## WORK TO COMPLETE:
In the listing below, locate the lines that hold the string "subtitle". Copy those lines.

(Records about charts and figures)
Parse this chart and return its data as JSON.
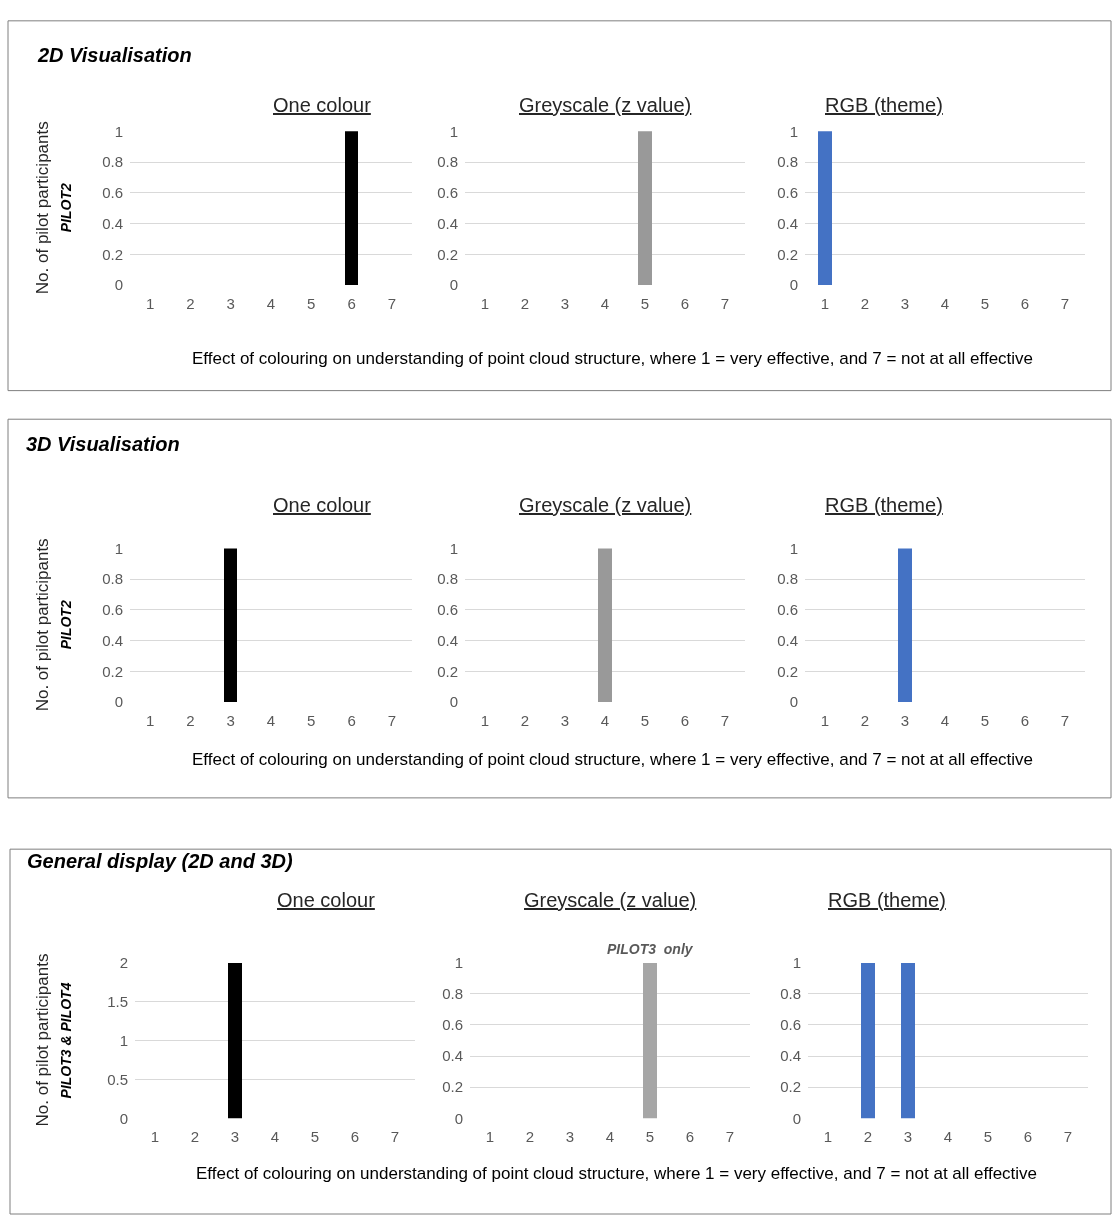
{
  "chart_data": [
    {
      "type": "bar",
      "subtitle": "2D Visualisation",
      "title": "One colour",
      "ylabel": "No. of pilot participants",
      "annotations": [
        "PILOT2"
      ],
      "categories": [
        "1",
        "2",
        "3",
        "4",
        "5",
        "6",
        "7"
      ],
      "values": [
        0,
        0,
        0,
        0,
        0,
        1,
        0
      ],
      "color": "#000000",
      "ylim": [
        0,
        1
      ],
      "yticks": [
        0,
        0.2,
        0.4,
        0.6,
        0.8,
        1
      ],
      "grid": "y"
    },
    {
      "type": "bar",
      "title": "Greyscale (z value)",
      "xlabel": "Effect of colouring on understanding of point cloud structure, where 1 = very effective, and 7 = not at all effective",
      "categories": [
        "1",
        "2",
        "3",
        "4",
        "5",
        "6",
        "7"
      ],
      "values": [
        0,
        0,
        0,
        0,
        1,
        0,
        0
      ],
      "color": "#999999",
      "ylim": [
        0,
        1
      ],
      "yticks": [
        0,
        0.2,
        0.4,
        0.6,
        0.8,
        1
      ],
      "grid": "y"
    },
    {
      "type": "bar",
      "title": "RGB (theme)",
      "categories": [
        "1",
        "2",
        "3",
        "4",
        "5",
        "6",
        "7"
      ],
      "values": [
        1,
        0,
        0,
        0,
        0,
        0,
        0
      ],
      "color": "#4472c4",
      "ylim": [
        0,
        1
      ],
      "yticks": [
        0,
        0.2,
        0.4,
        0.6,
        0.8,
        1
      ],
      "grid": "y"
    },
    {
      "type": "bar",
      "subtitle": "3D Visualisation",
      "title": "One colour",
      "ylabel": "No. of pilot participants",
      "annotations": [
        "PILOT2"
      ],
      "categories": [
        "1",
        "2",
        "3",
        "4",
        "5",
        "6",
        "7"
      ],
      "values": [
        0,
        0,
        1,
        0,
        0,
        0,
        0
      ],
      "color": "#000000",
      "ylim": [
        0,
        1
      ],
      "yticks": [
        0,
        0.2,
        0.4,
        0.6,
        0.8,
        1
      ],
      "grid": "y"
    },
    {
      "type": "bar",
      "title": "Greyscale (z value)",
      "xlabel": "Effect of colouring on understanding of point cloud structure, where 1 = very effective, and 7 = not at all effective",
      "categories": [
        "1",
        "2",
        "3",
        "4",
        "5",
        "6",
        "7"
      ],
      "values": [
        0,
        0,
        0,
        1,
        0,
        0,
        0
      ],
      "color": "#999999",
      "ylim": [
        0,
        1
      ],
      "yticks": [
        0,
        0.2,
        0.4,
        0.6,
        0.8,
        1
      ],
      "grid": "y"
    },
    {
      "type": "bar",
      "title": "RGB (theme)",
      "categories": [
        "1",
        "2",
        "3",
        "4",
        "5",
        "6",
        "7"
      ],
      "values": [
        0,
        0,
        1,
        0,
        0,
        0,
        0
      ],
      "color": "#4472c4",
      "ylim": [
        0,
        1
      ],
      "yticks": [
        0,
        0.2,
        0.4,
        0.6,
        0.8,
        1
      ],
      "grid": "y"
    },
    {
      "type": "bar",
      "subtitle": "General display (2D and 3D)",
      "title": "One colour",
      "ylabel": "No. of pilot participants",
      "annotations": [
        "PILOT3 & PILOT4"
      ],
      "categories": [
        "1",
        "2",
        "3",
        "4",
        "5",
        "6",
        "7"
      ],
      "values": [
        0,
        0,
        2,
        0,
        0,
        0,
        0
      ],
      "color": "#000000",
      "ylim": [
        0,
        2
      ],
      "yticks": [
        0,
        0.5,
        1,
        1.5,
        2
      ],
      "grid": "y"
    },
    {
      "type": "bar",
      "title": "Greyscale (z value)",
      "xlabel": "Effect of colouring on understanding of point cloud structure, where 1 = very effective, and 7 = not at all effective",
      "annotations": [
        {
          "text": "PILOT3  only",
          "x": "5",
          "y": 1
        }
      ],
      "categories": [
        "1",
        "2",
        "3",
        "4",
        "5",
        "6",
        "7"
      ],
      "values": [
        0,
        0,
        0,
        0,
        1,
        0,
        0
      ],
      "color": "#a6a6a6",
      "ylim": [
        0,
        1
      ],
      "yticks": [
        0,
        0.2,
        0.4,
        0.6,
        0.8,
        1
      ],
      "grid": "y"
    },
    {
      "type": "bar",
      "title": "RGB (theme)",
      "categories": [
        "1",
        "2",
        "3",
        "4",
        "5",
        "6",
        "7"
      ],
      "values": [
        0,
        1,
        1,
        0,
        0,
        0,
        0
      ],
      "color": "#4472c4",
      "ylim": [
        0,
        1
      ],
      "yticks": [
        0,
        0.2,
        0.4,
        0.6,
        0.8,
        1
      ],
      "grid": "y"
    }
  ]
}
* * *
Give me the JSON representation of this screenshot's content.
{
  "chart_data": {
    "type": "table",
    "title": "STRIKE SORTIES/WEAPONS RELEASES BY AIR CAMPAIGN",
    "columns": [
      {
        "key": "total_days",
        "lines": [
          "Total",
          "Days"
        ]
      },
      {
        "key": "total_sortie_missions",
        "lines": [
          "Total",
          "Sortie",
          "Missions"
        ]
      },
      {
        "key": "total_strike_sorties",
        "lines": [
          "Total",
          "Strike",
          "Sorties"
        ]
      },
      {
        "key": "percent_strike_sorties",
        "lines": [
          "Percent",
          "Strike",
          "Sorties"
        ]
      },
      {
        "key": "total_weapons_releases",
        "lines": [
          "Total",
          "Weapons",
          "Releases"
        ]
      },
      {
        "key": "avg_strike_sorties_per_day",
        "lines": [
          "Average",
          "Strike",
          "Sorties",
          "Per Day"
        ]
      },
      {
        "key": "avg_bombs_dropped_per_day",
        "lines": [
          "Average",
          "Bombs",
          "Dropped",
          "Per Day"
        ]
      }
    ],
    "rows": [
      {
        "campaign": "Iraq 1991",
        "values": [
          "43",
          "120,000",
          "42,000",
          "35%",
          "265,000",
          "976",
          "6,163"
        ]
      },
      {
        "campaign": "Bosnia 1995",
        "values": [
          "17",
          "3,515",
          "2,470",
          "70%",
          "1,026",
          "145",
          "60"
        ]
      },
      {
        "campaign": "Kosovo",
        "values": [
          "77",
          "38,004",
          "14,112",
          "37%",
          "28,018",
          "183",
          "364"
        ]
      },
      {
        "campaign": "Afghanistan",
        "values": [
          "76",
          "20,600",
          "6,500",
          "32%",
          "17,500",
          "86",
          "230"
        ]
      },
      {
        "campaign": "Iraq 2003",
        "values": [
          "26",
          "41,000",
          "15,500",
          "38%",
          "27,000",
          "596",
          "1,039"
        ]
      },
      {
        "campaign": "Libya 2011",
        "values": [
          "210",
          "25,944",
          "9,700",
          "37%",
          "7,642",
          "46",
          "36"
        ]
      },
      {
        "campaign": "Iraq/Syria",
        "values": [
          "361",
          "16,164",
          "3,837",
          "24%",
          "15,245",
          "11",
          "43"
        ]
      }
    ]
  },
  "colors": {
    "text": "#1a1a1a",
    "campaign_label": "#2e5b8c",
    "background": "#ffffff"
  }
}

## TASK RESPONSE:
      "subtitle": "2D Visualisation",
      "subtitle": "3D Visualisation",
      "subtitle": "General display (2D and 3D)",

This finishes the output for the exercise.